Énoncé:
Répondez aux questions suivantes d'après l'extrait de page sur la campagne « A pied, c'est sûr ».
(a) Quelle association a lancé cette campagne ?
(b) Quel trajet les piétons préfèrent-ils aux passages qui leur sont destinés ?
(c) À quoi le bureau de prévention des accidents est-il allergique ?

A pied, c’est sûr

Tel est le titre de la campagne lancée par l’Association Transports et Environnement (ATE). On entend ainsi prévenir les piétons, les enfants et les personnes âgées en particulier, face aux dangers de la route.

On dit en substance «rejeter la faute sur les dangereux automobilistes n’améliore en rien la sécurité». C’est vrai qu’il faut prendre quelques précautions avant de traverser la route. Même si les piétons sont prioritaires sur les passages qui leur sont destinés, cela ne permet pas pour autant d’utiliser cet espace sans retenue.

On constate trop souvent que des personnes s’engagent sans ce coup d’œil indispensable qui permet au piéton et à l’automobiliste d’établir une complicité sécuritaire. Il est vrai également que les êtres humains ne font pas l’effort d’utiliser les passages à piétons, préférant se rendre d’un côté à l’autre de la chaussée par le chemin le plus court.

Pour sa part, le bureau de prévention des accidents est allergique à la multiplication des passages à piétons. Alors que tout un chacun souhaite que l’on sécurise  à tout va la chaussée.

Lignes fournies:
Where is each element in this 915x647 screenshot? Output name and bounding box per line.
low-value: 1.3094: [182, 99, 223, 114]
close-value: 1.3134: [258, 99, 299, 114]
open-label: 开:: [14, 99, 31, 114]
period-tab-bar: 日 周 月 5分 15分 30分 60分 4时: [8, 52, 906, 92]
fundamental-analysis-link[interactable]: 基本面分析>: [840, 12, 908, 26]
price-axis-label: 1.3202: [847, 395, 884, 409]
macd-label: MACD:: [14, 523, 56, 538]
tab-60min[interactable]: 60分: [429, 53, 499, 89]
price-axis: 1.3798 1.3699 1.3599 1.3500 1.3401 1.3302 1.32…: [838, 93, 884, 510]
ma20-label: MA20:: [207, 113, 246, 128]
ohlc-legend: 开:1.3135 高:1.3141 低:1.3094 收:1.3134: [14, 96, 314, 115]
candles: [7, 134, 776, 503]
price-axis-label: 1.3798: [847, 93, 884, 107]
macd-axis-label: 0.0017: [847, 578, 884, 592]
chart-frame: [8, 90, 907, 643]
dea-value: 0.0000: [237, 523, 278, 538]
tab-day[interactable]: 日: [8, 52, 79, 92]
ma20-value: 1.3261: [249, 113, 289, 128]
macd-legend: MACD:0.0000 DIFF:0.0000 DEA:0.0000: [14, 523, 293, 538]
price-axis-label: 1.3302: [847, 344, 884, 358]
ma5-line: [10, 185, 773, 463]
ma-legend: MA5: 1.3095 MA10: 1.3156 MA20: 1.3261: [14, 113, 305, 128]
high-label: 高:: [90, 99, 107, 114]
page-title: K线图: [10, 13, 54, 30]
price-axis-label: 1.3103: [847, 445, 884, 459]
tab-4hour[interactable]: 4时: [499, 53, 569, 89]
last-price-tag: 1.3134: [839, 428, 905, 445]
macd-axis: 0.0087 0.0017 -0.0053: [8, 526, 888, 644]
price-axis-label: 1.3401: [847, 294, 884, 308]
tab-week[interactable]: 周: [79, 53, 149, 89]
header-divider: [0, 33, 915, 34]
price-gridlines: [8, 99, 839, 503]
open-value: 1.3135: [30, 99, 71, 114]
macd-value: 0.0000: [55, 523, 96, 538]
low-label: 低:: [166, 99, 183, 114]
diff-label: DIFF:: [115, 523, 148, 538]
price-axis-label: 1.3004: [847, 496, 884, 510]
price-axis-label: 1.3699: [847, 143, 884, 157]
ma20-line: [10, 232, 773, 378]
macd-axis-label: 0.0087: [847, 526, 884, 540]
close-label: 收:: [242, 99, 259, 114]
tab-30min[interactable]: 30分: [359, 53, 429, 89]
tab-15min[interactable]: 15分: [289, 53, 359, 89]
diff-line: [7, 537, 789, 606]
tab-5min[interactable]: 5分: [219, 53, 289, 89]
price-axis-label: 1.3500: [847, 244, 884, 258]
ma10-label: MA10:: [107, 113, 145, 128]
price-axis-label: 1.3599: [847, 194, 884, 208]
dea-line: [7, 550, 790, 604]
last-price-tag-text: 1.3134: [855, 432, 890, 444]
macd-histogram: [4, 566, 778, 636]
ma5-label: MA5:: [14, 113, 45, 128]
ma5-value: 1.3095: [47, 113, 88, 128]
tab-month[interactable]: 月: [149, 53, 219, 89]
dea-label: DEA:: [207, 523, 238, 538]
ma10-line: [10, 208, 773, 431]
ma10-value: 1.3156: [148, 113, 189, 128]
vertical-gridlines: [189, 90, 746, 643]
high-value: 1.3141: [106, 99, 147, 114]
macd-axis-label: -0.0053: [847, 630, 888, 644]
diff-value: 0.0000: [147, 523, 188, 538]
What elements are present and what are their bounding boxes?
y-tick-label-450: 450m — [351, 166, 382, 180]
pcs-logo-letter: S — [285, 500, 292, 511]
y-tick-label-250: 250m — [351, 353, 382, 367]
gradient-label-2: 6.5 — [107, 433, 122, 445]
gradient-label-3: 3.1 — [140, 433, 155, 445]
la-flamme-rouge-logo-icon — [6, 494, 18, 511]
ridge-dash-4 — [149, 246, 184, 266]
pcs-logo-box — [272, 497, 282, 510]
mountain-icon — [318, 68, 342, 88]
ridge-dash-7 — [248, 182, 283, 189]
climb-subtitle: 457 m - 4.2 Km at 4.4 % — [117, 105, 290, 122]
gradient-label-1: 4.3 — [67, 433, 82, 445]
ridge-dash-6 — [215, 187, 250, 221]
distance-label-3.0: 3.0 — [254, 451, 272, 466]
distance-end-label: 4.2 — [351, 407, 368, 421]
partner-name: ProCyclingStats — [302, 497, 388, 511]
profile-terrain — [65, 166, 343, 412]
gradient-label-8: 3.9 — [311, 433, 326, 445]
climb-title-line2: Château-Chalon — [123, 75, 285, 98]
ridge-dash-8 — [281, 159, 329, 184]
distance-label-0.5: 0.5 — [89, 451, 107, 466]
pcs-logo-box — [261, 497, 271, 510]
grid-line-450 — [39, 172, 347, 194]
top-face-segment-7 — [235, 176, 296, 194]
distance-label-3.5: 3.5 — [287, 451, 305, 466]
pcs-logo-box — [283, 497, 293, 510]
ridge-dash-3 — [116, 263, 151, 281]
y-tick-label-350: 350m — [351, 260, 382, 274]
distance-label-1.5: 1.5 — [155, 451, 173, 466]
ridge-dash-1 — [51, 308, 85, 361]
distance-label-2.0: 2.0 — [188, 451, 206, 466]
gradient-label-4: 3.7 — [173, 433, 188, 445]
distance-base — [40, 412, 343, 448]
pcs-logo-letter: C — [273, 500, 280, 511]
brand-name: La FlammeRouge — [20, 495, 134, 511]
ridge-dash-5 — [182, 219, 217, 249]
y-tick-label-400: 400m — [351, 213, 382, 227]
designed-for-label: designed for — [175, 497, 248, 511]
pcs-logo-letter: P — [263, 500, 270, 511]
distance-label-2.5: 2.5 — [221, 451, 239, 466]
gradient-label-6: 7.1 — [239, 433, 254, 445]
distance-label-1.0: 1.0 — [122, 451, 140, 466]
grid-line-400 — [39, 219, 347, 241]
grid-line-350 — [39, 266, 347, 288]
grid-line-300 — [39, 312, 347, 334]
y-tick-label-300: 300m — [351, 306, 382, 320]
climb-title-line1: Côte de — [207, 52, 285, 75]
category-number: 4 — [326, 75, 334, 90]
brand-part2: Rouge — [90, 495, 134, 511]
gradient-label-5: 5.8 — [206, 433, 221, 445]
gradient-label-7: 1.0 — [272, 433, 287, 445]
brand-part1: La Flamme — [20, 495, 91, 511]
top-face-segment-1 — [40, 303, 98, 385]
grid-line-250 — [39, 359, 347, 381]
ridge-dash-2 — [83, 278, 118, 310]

Réponse finale:
(a) L'Association Transports et Environnement (ATE).
(b) Le chemin le plus court d'un côté à l'autre de la chaussée.
(c) À la multiplication des passages à piétons.